* **Goal**
Transcribe the records below in full; pictures stay out of the copy.
------------------------------
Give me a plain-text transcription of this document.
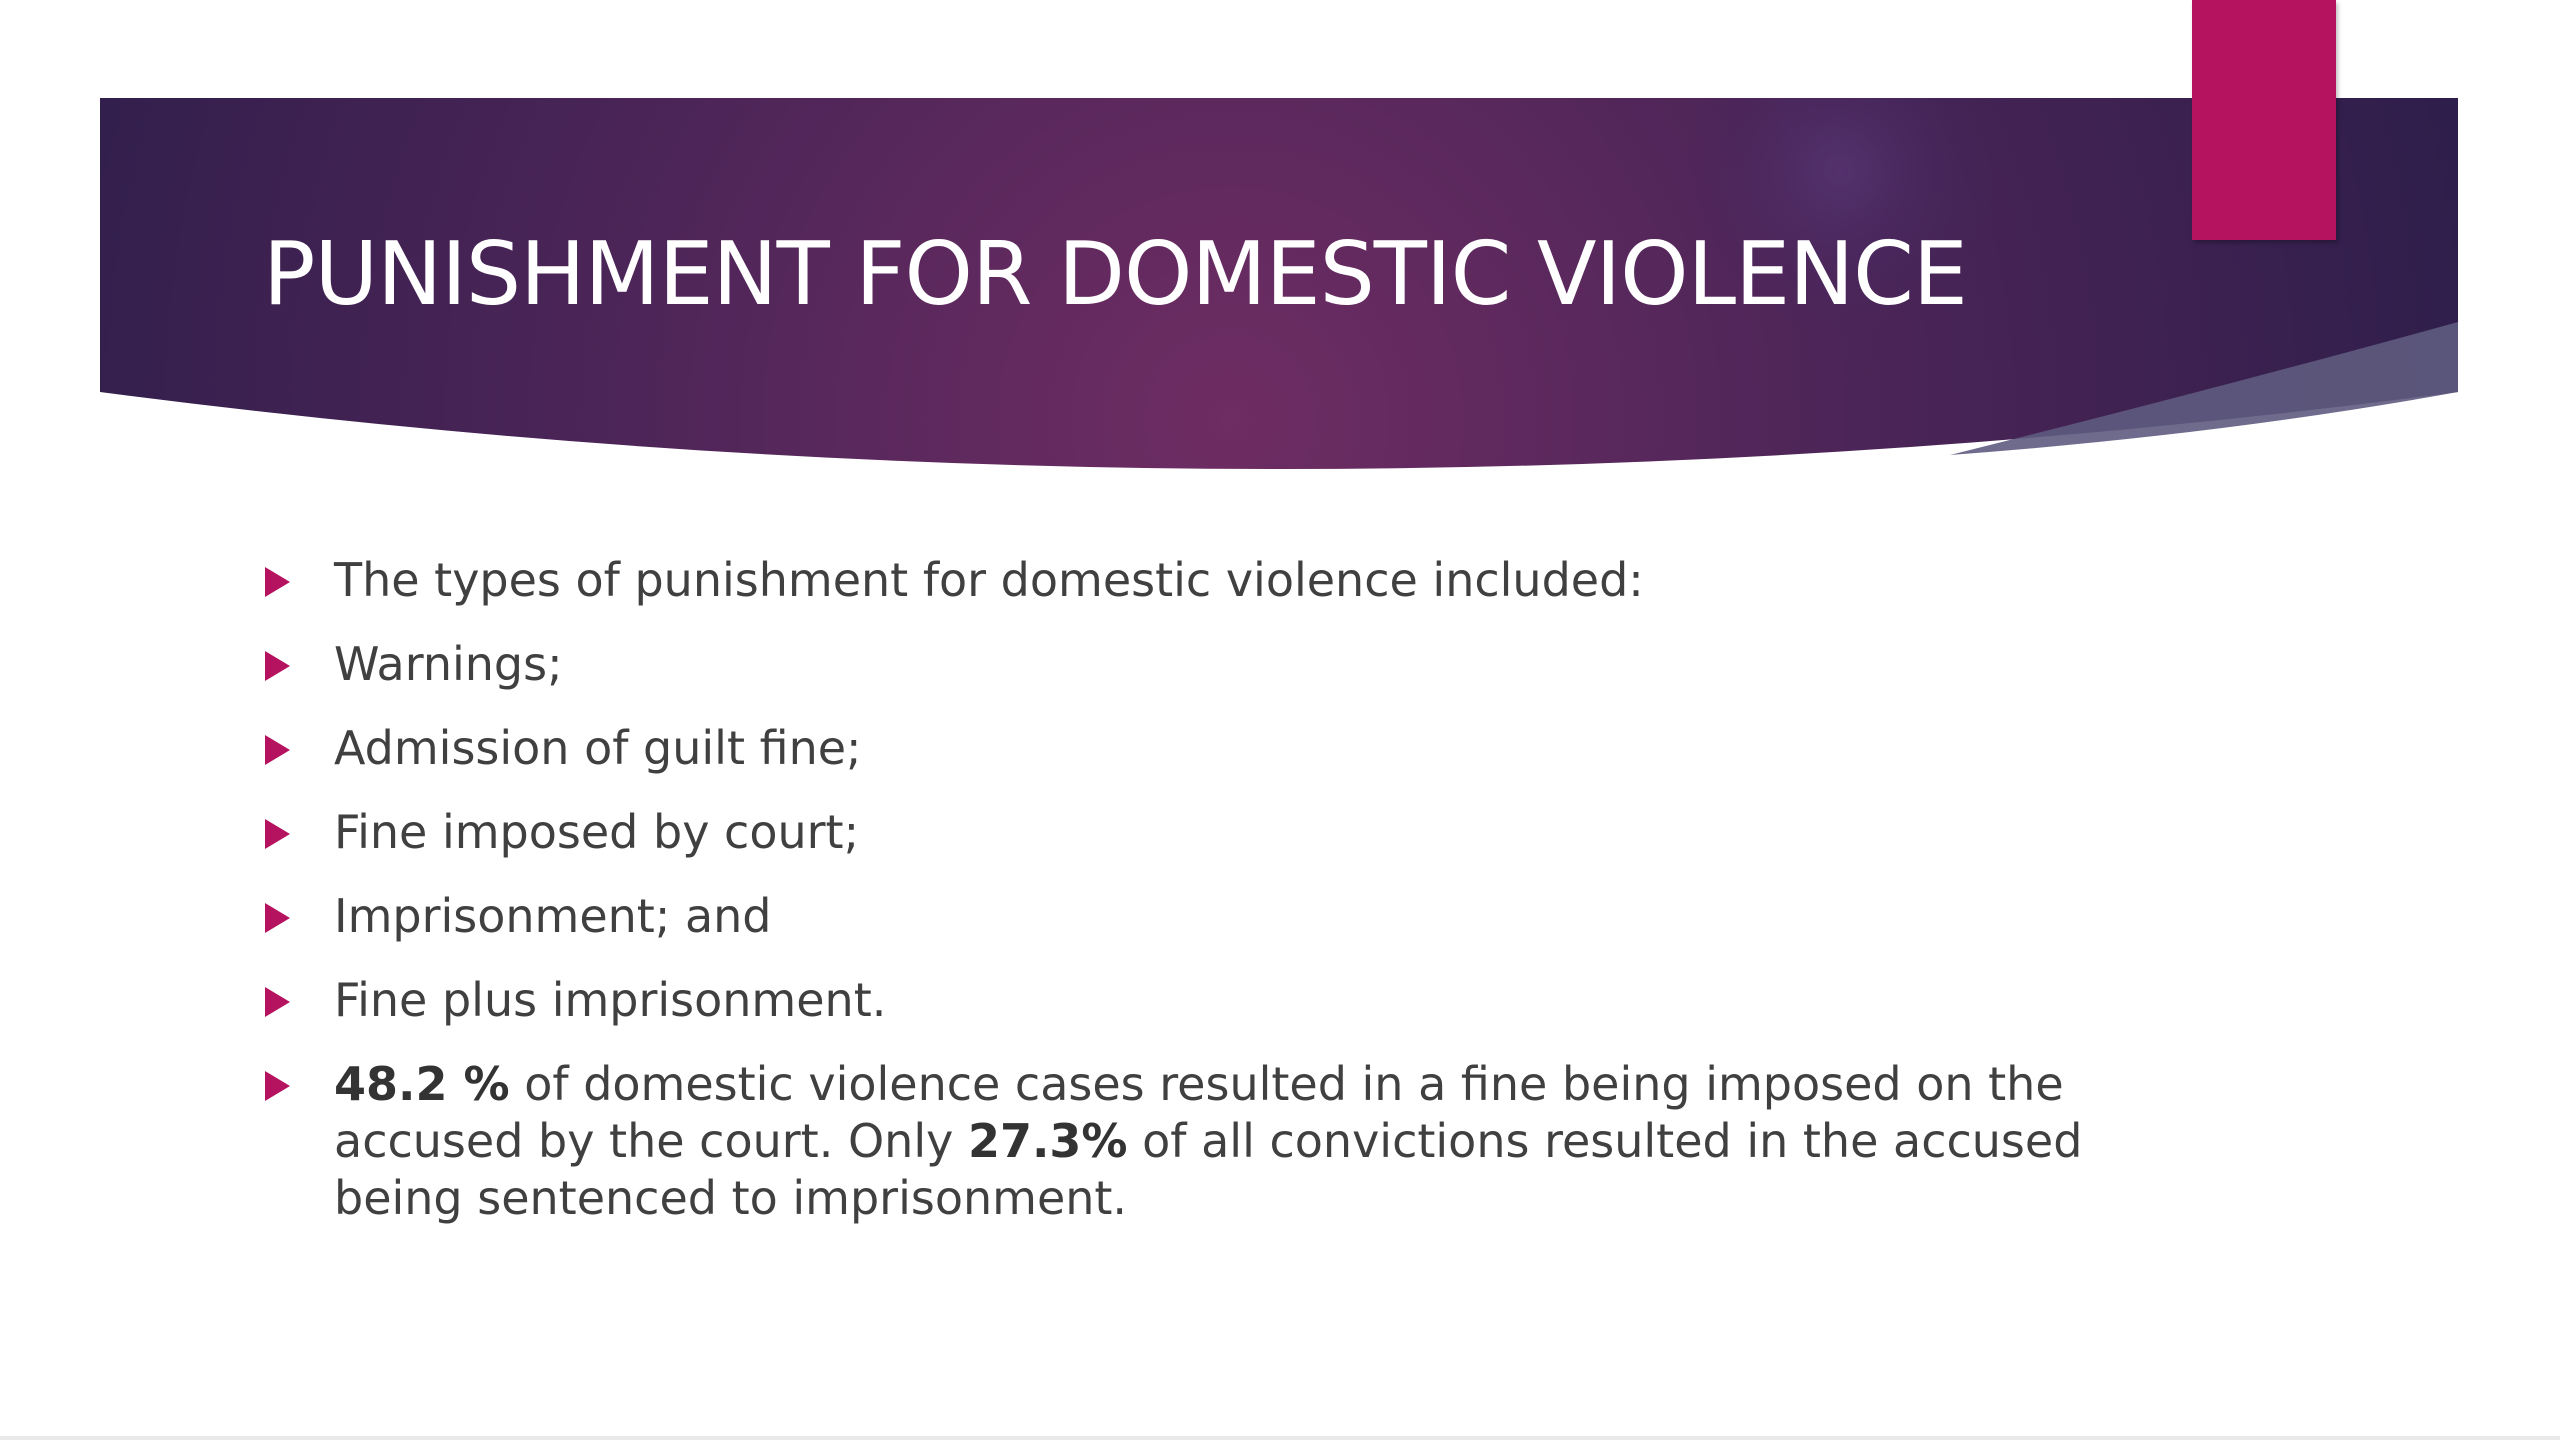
PUNISHMENT FOR DOMESTIC VIOLENCE
The types of punishment for domestic violence included:
Warnings;
Admission of guilt fine;
Fine imposed by court;
Imprisonment; and
Fine plus imprisonment.
48.2 % of domestic violence cases resulted in a fine being imposed on the accused by the court. Only 27.3% of all convictions resulted in the accused being sentenced to imprisonment.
------------------------------
* **Reply**
Give me a plain-text transcription of this document.
PUNISHMENT FOR DOMESTIC VIOLENCE
The types of punishment for domestic violence included:
Warnings;
Admission of guilt fine;
Fine imposed by court;
Imprisonment; and
Fine plus imprisonment.
48.2 % of domestic violence cases resulted in a fine being imposed on the accused by the court. Only 27.3% of all convictions resulted in the accused being sentenced to imprisonment.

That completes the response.